Your task is to print all of the data word for word.

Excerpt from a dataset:
Begin

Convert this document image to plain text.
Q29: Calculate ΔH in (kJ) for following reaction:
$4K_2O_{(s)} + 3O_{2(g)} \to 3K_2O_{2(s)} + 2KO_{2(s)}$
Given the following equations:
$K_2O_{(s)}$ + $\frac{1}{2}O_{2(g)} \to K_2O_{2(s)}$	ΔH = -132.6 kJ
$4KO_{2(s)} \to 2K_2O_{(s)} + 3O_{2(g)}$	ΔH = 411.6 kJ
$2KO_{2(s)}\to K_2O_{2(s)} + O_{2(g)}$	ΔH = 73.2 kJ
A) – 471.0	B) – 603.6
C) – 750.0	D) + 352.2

End

## Output for this exercise
Convert this document image to plain text.
Q29: Calculate ΔH in (kJ) for following reaction:
$4K_2O_{(s)} + 3O_{2(g)} \to 3K_2O_{2(s)} + 2KO_{2(s)}$
Given the following equations:
$K_2O_{(s)}$ + $\frac{1}{2}O_{2(g)} \to K_2O_{2(s)}$	ΔH = -132.6 kJ
$4KO_{2(s)} \to 2K_2O_{(s)} + 3O_{2(g)}$	ΔH = 411.6 kJ
$2KO_{2(s)}\to K_2O_{2(s)} + O_{2(g)}$	ΔH = 73.2 kJ
A) – 471.0	B) – 603.6
C) – 750.0	D) + 352.2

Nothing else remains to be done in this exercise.